--- Start Task input ---
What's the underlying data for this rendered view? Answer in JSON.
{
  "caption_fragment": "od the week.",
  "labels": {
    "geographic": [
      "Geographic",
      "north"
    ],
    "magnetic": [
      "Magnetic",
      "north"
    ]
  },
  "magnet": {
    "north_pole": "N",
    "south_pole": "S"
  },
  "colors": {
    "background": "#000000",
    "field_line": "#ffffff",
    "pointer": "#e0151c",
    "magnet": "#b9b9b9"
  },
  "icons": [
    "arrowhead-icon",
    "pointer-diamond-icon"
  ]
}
--- End Task input ---
Reproduce the data in its entirety, matching each character.

What's the underlying data for this rendered view? Answer in JSON.
{
  "caption_fragment": "od the week.",
  "labels": {
    "geographic": [
      "Geographic",
      "north"
    ],
    "magnetic": [
      "Magnetic",
      "north"
    ]
  },
  "magnet": {
    "north_pole": "N",
    "south_pole": "S"
  },
  "colors": {
    "background": "#000000",
    "field_line": "#ffffff",
    "pointer": "#e0151c",
    "magnet": "#b9b9b9"
  },
  "icons": [
    "arrowhead-icon",
    "pointer-diamond-icon"
  ]
}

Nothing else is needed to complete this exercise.